Brief. Output every line below without omitting or altering anything.

Dataset rows.
***

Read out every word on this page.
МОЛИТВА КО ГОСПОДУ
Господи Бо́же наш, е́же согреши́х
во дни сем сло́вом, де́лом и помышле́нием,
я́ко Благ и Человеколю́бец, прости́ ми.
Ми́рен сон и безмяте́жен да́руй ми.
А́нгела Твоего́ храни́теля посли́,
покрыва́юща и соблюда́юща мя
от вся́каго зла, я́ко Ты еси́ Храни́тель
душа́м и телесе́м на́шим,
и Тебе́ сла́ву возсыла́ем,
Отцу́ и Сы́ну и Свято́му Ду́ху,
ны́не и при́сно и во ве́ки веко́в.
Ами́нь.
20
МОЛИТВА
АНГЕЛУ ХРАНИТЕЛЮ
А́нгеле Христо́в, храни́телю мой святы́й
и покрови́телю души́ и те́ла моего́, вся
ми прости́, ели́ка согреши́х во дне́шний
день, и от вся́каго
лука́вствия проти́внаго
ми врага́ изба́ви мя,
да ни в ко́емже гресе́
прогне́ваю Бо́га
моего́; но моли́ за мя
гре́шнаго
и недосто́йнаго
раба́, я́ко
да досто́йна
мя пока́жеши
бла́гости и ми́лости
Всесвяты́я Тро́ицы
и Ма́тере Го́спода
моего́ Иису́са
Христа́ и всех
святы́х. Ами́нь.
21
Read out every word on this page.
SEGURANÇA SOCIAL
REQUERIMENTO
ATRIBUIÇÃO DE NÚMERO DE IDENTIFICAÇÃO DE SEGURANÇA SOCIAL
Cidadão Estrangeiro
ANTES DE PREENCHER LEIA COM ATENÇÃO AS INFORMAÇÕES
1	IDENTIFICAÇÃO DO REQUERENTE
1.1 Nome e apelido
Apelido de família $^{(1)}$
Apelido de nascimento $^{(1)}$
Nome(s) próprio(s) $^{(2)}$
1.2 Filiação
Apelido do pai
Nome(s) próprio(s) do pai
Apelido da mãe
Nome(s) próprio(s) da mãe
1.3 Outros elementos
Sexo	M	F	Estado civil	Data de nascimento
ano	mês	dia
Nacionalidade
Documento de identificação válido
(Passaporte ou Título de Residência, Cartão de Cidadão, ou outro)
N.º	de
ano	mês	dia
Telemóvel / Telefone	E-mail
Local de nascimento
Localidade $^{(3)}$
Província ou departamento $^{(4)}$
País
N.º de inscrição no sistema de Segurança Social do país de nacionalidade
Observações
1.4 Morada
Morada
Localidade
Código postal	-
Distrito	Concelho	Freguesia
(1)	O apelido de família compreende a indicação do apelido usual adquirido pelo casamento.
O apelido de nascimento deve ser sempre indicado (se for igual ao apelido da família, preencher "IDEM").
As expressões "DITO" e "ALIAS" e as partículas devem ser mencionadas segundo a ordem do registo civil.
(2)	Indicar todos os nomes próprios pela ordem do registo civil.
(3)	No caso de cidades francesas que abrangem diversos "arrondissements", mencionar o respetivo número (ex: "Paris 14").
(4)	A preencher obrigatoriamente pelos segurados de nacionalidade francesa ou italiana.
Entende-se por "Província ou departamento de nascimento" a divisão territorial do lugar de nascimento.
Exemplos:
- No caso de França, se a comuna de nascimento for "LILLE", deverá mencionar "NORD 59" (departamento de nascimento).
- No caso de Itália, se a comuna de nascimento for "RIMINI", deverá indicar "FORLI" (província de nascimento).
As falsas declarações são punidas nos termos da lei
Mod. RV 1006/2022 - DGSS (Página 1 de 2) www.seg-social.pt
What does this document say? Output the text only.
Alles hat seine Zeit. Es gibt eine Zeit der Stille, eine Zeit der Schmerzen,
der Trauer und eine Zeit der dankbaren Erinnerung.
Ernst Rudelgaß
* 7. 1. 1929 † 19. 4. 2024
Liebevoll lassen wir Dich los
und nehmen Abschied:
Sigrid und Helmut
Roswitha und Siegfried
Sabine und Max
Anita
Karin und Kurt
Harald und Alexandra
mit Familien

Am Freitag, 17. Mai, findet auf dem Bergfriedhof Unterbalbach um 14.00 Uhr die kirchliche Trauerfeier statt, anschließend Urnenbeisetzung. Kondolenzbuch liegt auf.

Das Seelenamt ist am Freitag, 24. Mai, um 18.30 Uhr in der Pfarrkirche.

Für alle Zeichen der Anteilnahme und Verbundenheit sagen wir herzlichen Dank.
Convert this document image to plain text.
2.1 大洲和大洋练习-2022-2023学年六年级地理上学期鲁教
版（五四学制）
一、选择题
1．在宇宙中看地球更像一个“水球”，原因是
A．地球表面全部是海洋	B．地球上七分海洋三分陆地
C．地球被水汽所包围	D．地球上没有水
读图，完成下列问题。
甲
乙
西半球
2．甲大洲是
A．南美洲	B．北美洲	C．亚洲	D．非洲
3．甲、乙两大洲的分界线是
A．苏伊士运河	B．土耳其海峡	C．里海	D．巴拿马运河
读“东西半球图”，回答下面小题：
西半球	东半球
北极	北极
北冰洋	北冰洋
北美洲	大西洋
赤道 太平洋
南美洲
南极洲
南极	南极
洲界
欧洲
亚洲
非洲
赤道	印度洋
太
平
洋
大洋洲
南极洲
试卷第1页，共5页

***

The solution.
Read out every word on this page.
МОЛИТВА КО ГОСПОДУ
Господи Бо́же наш, е́же согреши́х
во дни сем сло́вом, де́лом и помышле́нием,
я́ко Благ и Человеколю́бец, прости́ ми.
Ми́рен сон и безмяте́жен да́руй ми.
А́нгела Твоего́ храни́теля посли́,
покрыва́юща и соблюда́юща мя
от вся́каго зла, я́ко Ты еси́ Храни́тель
душа́м и телесе́м на́шим,
и Тебе́ сла́ву возсыла́ем,
Отцу́ и Сы́ну и Свято́му Ду́ху,
ны́не и при́сно и во ве́ки веко́в.
Ами́нь.
20
МОЛИТВА
АНГЕЛУ ХРАНИТЕЛЮ
А́нгеле Христо́в, храни́телю мой святы́й
и покрови́телю души́ и те́ла моего́, вся
ми прости́, ели́ка согреши́х во дне́шний
день, и от вся́каго
лука́вствия проти́внаго
ми врага́ изба́ви мя,
да ни в ко́емже гресе́
прогне́ваю Бо́га
моего́; но моли́ за мя
гре́шнаго
и недосто́йнаго
раба́, я́ко
да досто́йна
мя пока́жеши
бла́гости и ми́лости
Всесвяты́я Тро́ицы
и Ма́тере Го́спода
моего́ Иису́са
Христа́ и всех
святы́х. Ами́нь.
21
Read out every word on this page.
SEGURANÇA SOCIAL
REQUERIMENTO
ATRIBUIÇÃO DE NÚMERO DE IDENTIFICAÇÃO DE SEGURANÇA SOCIAL
Cidadão Estrangeiro
ANTES DE PREENCHER LEIA COM ATENÇÃO AS INFORMAÇÕES
1	IDENTIFICAÇÃO DO REQUERENTE
1.1 Nome e apelido
Apelido de família $^{(1)}$
Apelido de nascimento $^{(1)}$
Nome(s) próprio(s) $^{(2)}$
1.2 Filiação
Apelido do pai
Nome(s) próprio(s) do pai
Apelido da mãe
Nome(s) próprio(s) da mãe
1.3 Outros elementos
Sexo	M	F	Estado civil	Data de nascimento
ano	mês	dia
Nacionalidade
Documento de identificação válido
(Passaporte ou Título de Residência, Cartão de Cidadão, ou outro)
N.º	de
ano	mês	dia
Telemóvel / Telefone	E-mail
Local de nascimento
Localidade $^{(3)}$
Província ou departamento $^{(4)}$
País
N.º de inscrição no sistema de Segurança Social do país de nacionalidade
Observações
1.4 Morada
Morada
Localidade
Código postal	-
Distrito	Concelho	Freguesia
(1)	O apelido de família compreende a indicação do apelido usual adquirido pelo casamento.
O apelido de nascimento deve ser sempre indicado (se for igual ao apelido da família, preencher "IDEM").
As expressões "DITO" e "ALIAS" e as partículas devem ser mencionadas segundo a ordem do registo civil.
(2)	Indicar todos os nomes próprios pela ordem do registo civil.
(3)	No caso de cidades francesas que abrangem diversos "arrondissements", mencionar o respetivo número (ex: "Paris 14").
(4)	A preencher obrigatoriamente pelos segurados de nacionalidade francesa ou italiana.
Entende-se por "Província ou departamento de nascimento" a divisão territorial do lugar de nascimento.
Exemplos:
- No caso de França, se a comuna de nascimento for "LILLE", deverá mencionar "NORD 59" (departamento de nascimento).
- No caso de Itália, se a comuna de nascimento for "RIMINI", deverá indicar "FORLI" (província de nascimento).
As falsas declarações são punidas nos termos da lei
Mod. RV 1006/2022 - DGSS (Página 1 de 2) www.seg-social.pt
What does this document say? Output the text only.
Alles hat seine Zeit. Es gibt eine Zeit der Stille, eine Zeit der Schmerzen,
der Trauer und eine Zeit der dankbaren Erinnerung.
Ernst Rudelgaß
* 7. 1. 1929 † 19. 4. 2024
Liebevoll lassen wir Dich los
und nehmen Abschied:
Sigrid und Helmut
Roswitha und Siegfried
Sabine und Max
Anita
Karin und Kurt
Harald und Alexandra
mit Familien

Am Freitag, 17. Mai, findet auf dem Bergfriedhof Unterbalbach um 14.00 Uhr die kirchliche Trauerfeier statt, anschließend Urnenbeisetzung. Kondolenzbuch liegt auf.

Das Seelenamt ist am Freitag, 24. Mai, um 18.30 Uhr in der Pfarrkirche.

Für alle Zeichen der Anteilnahme und Verbundenheit sagen wir herzlichen Dank.
Convert this document image to plain text.
2.1 大洲和大洋练习-2022-2023学年六年级地理上学期鲁教
版（五四学制）
一、选择题
1．在宇宙中看地球更像一个“水球”，原因是
A．地球表面全部是海洋	B．地球上七分海洋三分陆地
C．地球被水汽所包围	D．地球上没有水
读图，完成下列问题。
甲
乙
西半球
2．甲大洲是
A．南美洲	B．北美洲	C．亚洲	D．非洲
3．甲、乙两大洲的分界线是
A．苏伊士运河	B．土耳其海峡	C．里海	D．巴拿马运河
读“东西半球图”，回答下面小题：
西半球	东半球
北极	北极
北冰洋	北冰洋
北美洲	大西洋
赤道 太平洋
南美洲
南极洲
南极	南极
洲界
欧洲
亚洲
非洲
赤道	印度洋
太
平
洋
大洋洲
南极洲
试卷第1页，共5页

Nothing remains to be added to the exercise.